**Data to use**
##############################

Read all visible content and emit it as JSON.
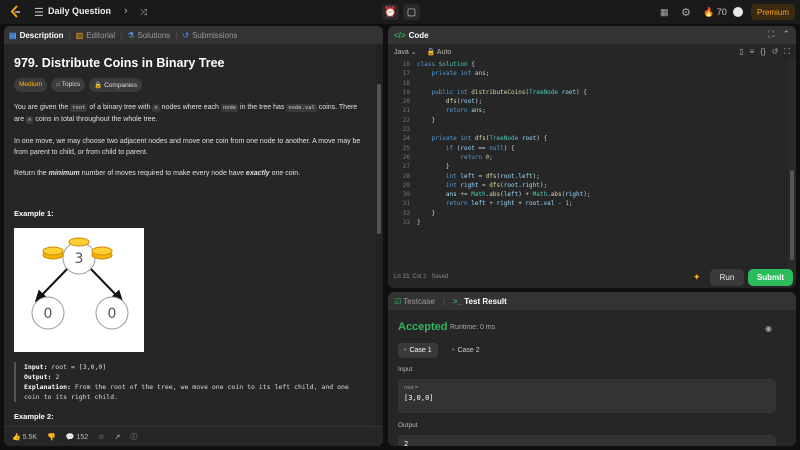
{
  "topbar": {
    "title": "Daily Question",
    "streak": "70",
    "premium": "Premium"
  },
  "left_tabs": [
    {
      "label": "Description",
      "icon": "document-icon"
    },
    {
      "label": "Editorial",
      "icon": "book-icon"
    },
    {
      "label": "Solutions",
      "icon": "flask-icon"
    },
    {
      "label": "Submissions",
      "icon": "history-icon"
    }
  ],
  "problem": {
    "title": "979. Distribute Coins in Binary Tree",
    "difficulty": "Medium",
    "topics": "Topics",
    "companies": "Companies",
    "p1_a": "You are given the ",
    "p1_root": "root",
    "p1_b": " of a binary tree with ",
    "p1_n": "n",
    "p1_c": " nodes where each ",
    "p1_node": "node",
    "p1_d": " in the tree has ",
    "p1_nodeval": "node.val",
    "p1_e": " coins. There are ",
    "p1_n2": "n",
    "p1_f": " coins in total throughout the whole tree.",
    "p2": "In one move, we may choose two adjacent nodes and move one coin from one node to another. A move may be from parent to child, or from child to parent.",
    "p3_a": "Return the ",
    "p3_min": "minimum",
    "p3_b": " number of moves required to make every node have ",
    "p3_exactly": "exactly",
    "p3_c": " one coin.",
    "ex1_head": "Example 1:",
    "ex1_root_val": "3",
    "ex1_left_val": "0",
    "ex1_right_val": "0",
    "ex1_input_label": "Input:",
    "ex1_input": " root = [3,0,0]",
    "ex1_output_label": "Output:",
    "ex1_output": " 2",
    "ex1_expl_label": "Explanation:",
    "ex1_expl": " From the root of the tree, we move one coin to its left child, and one coin to its right child.",
    "ex2_head": "Example 2:"
  },
  "footer": {
    "likes": "5.5K",
    "comments": "152"
  },
  "code_panel": {
    "title": "Code",
    "language": "Java",
    "mode": "Auto",
    "status": "Ln 33, Col 2",
    "saved": "Saved",
    "run": "Run",
    "submit": "Submit"
  },
  "code_lines": [
    {
      "n": "16",
      "t": "class Solution {"
    },
    {
      "n": "17",
      "t": "    private int ans;"
    },
    {
      "n": "18",
      "t": ""
    },
    {
      "n": "19",
      "t": "    public int distributeCoins(TreeNode root) {"
    },
    {
      "n": "20",
      "t": "        dfs(root);"
    },
    {
      "n": "21",
      "t": "        return ans;"
    },
    {
      "n": "22",
      "t": "    }"
    },
    {
      "n": "23",
      "t": ""
    },
    {
      "n": "24",
      "t": "    private int dfs(TreeNode root) {"
    },
    {
      "n": "25",
      "t": "        if (root == null) {"
    },
    {
      "n": "26",
      "t": "            return 0;"
    },
    {
      "n": "27",
      "t": "        }"
    },
    {
      "n": "28",
      "t": "        int left = dfs(root.left);"
    },
    {
      "n": "29",
      "t": "        int right = dfs(root.right);"
    },
    {
      "n": "30",
      "t": "        ans += Math.abs(left) + Math.abs(right);"
    },
    {
      "n": "31",
      "t": "        return left + right + root.val - 1;"
    },
    {
      "n": "32",
      "t": "    }"
    },
    {
      "n": "33",
      "t": "}"
    }
  ],
  "test_panel": {
    "tab1": "Testcase",
    "tab2": "Test Result",
    "result": "Accepted",
    "runtime": "Runtime: 0 ms",
    "case1": "Case 1",
    "case2": "Case 2",
    "input_label": "Input",
    "input_name": "root =",
    "input_value": "[3,0,0]",
    "output_label": "Output",
    "output_value": "2"
  },
  "colors": {
    "accepted": "#2db55d",
    "medium": "#ffb800",
    "premium": "#ffa116"
  }
}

##############################

**What is being asked**
Using the material above, set down every line exactly, but skip the pictures.

**Response below**
Read all visible content and emit it as JSON.
{
  "topbar": {
    "title": "Daily Question",
    "streak": "70",
    "premium": "Premium"
  },
  "left_tabs": [
    {
      "label": "Description",
      "icon": "document-icon"
    },
    {
      "label": "Editorial",
      "icon": "book-icon"
    },
    {
      "label": "Solutions",
      "icon": "flask-icon"
    },
    {
      "label": "Submissions",
      "icon": "history-icon"
    }
  ],
  "problem": {
    "title": "979. Distribute Coins in Binary Tree",
    "difficulty": "Medium",
    "topics": "Topics",
    "companies": "Companies",
    "p1_a": "You are given the ",
    "p1_root": "root",
    "p1_b": " of a binary tree with ",
    "p1_n": "n",
    "p1_c": " nodes where each ",
    "p1_node": "node",
    "p1_d": " in the tree has ",
    "p1_nodeval": "node.val",
    "p1_e": " coins. There are ",
    "p1_n2": "n",
    "p1_f": " coins in total throughout the whole tree.",
    "p2": "In one move, we may choose two adjacent nodes and move one coin from one node to another. A move may be from parent to child, or from child to parent.",
    "p3_a": "Return the ",
    "p3_min": "minimum",
    "p3_b": " number of moves required to make every node have ",
    "p3_exactly": "exactly",
    "p3_c": " one coin.",
    "ex1_head": "Example 1:",
    "ex1_root_val": "3",
    "ex1_left_val": "0",
    "ex1_right_val": "0",
    "ex1_input_label": "Input:",
    "ex1_input": " root = [3,0,0]",
    "ex1_output_label": "Output:",
    "ex1_output": " 2",
    "ex1_expl_label": "Explanation:",
    "ex1_expl": " From the root of the tree, we move one coin to its left child, and one coin to its right child.",
    "ex2_head": "Example 2:"
  },
  "footer": {
    "likes": "5.5K",
    "comments": "152"
  },
  "code_panel": {
    "title": "Code",
    "language": "Java",
    "mode": "Auto",
    "status": "Ln 33, Col 2",
    "saved": "Saved",
    "run": "Run",
    "submit": "Submit"
  },
  "code_lines": [
    {
      "n": "16",
      "t": "class Solution {"
    },
    {
      "n": "17",
      "t": "    private int ans;"
    },
    {
      "n": "18",
      "t": ""
    },
    {
      "n": "19",
      "t": "    public int distributeCoins(TreeNode root) {"
    },
    {
      "n": "20",
      "t": "        dfs(root);"
    },
    {
      "n": "21",
      "t": "        return ans;"
    },
    {
      "n": "22",
      "t": "    }"
    },
    {
      "n": "23",
      "t": ""
    },
    {
      "n": "24",
      "t": "    private int dfs(TreeNode root) {"
    },
    {
      "n": "25",
      "t": "        if (root == null) {"
    },
    {
      "n": "26",
      "t": "            return 0;"
    },
    {
      "n": "27",
      "t": "        }"
    },
    {
      "n": "28",
      "t": "        int left = dfs(root.left);"
    },
    {
      "n": "29",
      "t": "        int right = dfs(root.right);"
    },
    {
      "n": "30",
      "t": "        ans += Math.abs(left) + Math.abs(right);"
    },
    {
      "n": "31",
      "t": "        return left + right + root.val - 1;"
    },
    {
      "n": "32",
      "t": "    }"
    },
    {
      "n": "33",
      "t": "}"
    }
  ],
  "test_panel": {
    "tab1": "Testcase",
    "tab2": "Test Result",
    "result": "Accepted",
    "runtime": "Runtime: 0 ms",
    "case1": "Case 1",
    "case2": "Case 2",
    "input_label": "Input",
    "input_name": "root =",
    "input_value": "[3,0,0]",
    "output_label": "Output",
    "output_value": "2"
  },
  "colors": {
    "accepted": "#2db55d",
    "medium": "#ffb800",
    "premium": "#ffa116"
  }
}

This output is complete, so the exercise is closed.